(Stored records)
++++++++++++++++++++

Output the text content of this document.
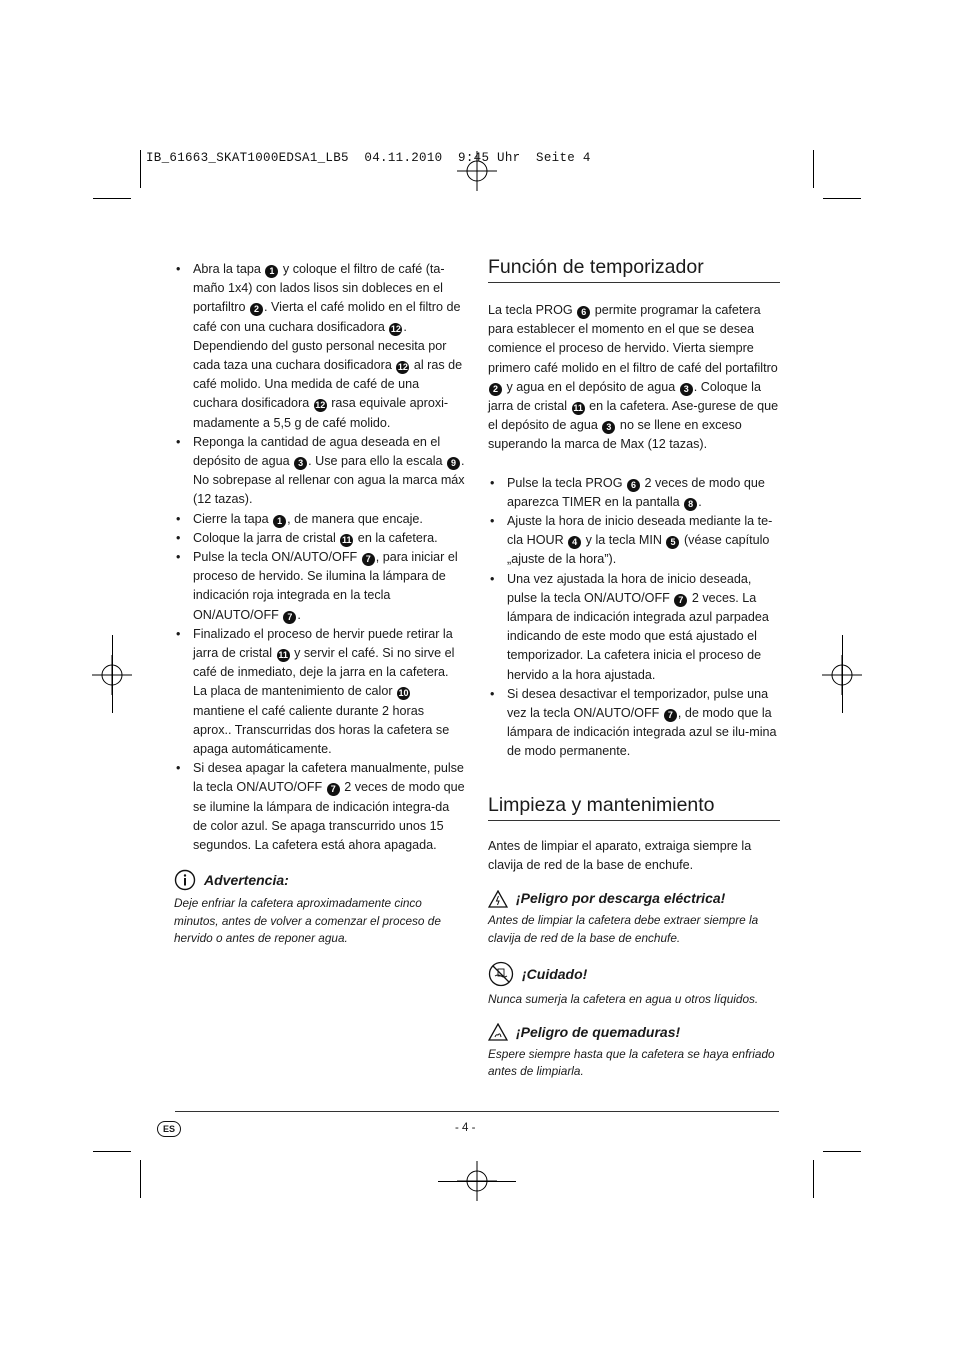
IB_61663_SKAT1000EDSA1_LB5  04.11.2010  9:45 Uhr  Seite 4
• Abra la tapa 1 y coloque el filtro de café (ta-maño 1x4) con lados lisos sin dobleces en el portafiltro 2 . Vierta el café molido en el filtro de café con una cuchara dosificadora 12 . Dependiendo del gusto personal necesita por cada taza una cuchara dosificadora 12 al ras de café molido. Una medida de café de una cuchara dosificadora 12 rasa equivale aproxi-madamente a 5,5 g de café molido.
• Reponga la cantidad de agua deseada en el depósito de agua 3 . Use para ello la escala 9 . No sobrepase al rellenar con agua la marca máx (12 tazas).
• Cierre la tapa 1 , de manera que encaje.
• Coloque la jarra de cristal 11 en la cafetera.
• Pulse la tecla ON/AUTO/OFF 7 , para iniciar el proceso de hervido. Se ilumina la lámpara de indicación roja integrada en la tecla ON/AUTO/OFF 7 .
• Finalizado el proceso de hervir puede retirar la jarra de cristal 11 y servir el café. Si no sirve el café de inmediato, deje la jarra en la cafetera. La placa de mantenimiento de calor 10 mantiene el café caliente durante 2 horas aprox.. Transcurridas dos horas la cafetera se apaga automáticamente.
• Si desea apagar la cafetera manualmente, pulse la tecla ON/AUTO/OFF 7 2 veces de modo que se ilumine la lámpara de indicación integra-da de color azul. Se apaga transcurrido unos 15 segundos. La cafetera está ahora apagada.
Advertencia:
Deje enfriar la cafetera aproximadamente cinco minutos, antes de volver a comenzar el proceso de hervido o antes de reponer agua.
Función de temporizador
La tecla PROG 6 permite programar la cafetera para establecer el momento en el que se desea comience el proceso de hervido. Vierta siempre primero café molido en el filtro de café del portafiltro 2 y agua en el depósito de agua 3 . Coloque la jarra de cristal 11 en la cafetera. Ase-gurese de que el depósito de agua 3 no se llene en exceso superando la marca de Max (12 tazas).
• Pulse la tecla PROG 6 2 veces de modo que aparezca TIMER en la pantalla 8 .
• Ajuste la hora de inicio deseada mediante la te-cla HOUR 4 y la tecla MIN 5 (véase capítulo „ajuste de la hora”).
• Una vez ajustada la hora de inicio deseada, pulse la tecla ON/AUTO/OFF 7 2 veces. La lámpara de indicación integrada azul parpadea indicando de este modo que está ajustado el temporizador. La cafetera inicia el proceso de hervido a la hora ajustada.
• Si desea desactivar el temporizador, pulse una vez la tecla ON/AUTO/OFF 7 , de modo que la lámpara de indicación integrada azul se ilu-mina de modo permanente.
Limpieza y mantenimiento
Antes de limpiar el aparato, extraiga siempre la clavija de red de la base de enchufe.
¡Peligro por descarga eléctrica!
Antes de limpiar la cafetera debe extraer siempre la clavija de red de la base de enchufe.
¡Cuidado!
Nunca sumerja la cafetera en agua u otros líquidos.
¡Peligro de quemaduras!
Espere siempre hasta que la cafetera se haya enfriado antes de limpiarla.
ES	- 4 -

++++++++++++++++++++

Reproduce each record above by retyping it exactly; omit all images.

• **COMPLETE RESPONSE**:
Output the text content of this document.
IB_61663_SKAT1000EDSA1_LB5  04.11.2010  9:45 Uhr  Seite 4
• Abra la tapa 1 y coloque el filtro de café (ta-maño 1x4) con lados lisos sin dobleces en el portafiltro 2 . Vierta el café molido en el filtro de café con una cuchara dosificadora 12 . Dependiendo del gusto personal necesita por cada taza una cuchara dosificadora 12 al ras de café molido. Una medida de café de una cuchara dosificadora 12 rasa equivale aproxi-madamente a 5,5 g de café molido.
• Reponga la cantidad de agua deseada en el depósito de agua 3 . Use para ello la escala 9 . No sobrepase al rellenar con agua la marca máx (12 tazas).
• Cierre la tapa 1 , de manera que encaje.
• Coloque la jarra de cristal 11 en la cafetera.
• Pulse la tecla ON/AUTO/OFF 7 , para iniciar el proceso de hervido. Se ilumina la lámpara de indicación roja integrada en la tecla ON/AUTO/OFF 7 .
• Finalizado el proceso de hervir puede retirar la jarra de cristal 11 y servir el café. Si no sirve el café de inmediato, deje la jarra en la cafetera. La placa de mantenimiento de calor 10 mantiene el café caliente durante 2 horas aprox.. Transcurridas dos horas la cafetera se apaga automáticamente.
• Si desea apagar la cafetera manualmente, pulse la tecla ON/AUTO/OFF 7 2 veces de modo que se ilumine la lámpara de indicación integra-da de color azul. Se apaga transcurrido unos 15 segundos. La cafetera está ahora apagada.
Advertencia:
Deje enfriar la cafetera aproximadamente cinco minutos, antes de volver a comenzar el proceso de hervido o antes de reponer agua.
Función de temporizador
La tecla PROG 6 permite programar la cafetera para establecer el momento en el que se desea comience el proceso de hervido. Vierta siempre primero café molido en el filtro de café del portafiltro 2 y agua en el depósito de agua 3 . Coloque la jarra de cristal 11 en la cafetera. Ase-gurese de que el depósito de agua 3 no se llene en exceso superando la marca de Max (12 tazas).
• Pulse la tecla PROG 6 2 veces de modo que aparezca TIMER en la pantalla 8 .
• Ajuste la hora de inicio deseada mediante la te-cla HOUR 4 y la tecla MIN 5 (véase capítulo „ajuste de la hora”).
• Una vez ajustada la hora de inicio deseada, pulse la tecla ON/AUTO/OFF 7 2 veces. La lámpara de indicación integrada azul parpadea indicando de este modo que está ajustado el temporizador. La cafetera inicia el proceso de hervido a la hora ajustada.
• Si desea desactivar el temporizador, pulse una vez la tecla ON/AUTO/OFF 7 , de modo que la lámpara de indicación integrada azul se ilu-mina de modo permanente.
Limpieza y mantenimiento
Antes de limpiar el aparato, extraiga siempre la clavija de red de la base de enchufe.
¡Peligro por descarga eléctrica!
Antes de limpiar la cafetera debe extraer siempre la clavija de red de la base de enchufe.
¡Cuidado!
Nunca sumerja la cafetera en agua u otros líquidos.
¡Peligro de quemaduras!
Espere siempre hasta que la cafetera se haya enfriado antes de limpiarla.
ES	- 4 -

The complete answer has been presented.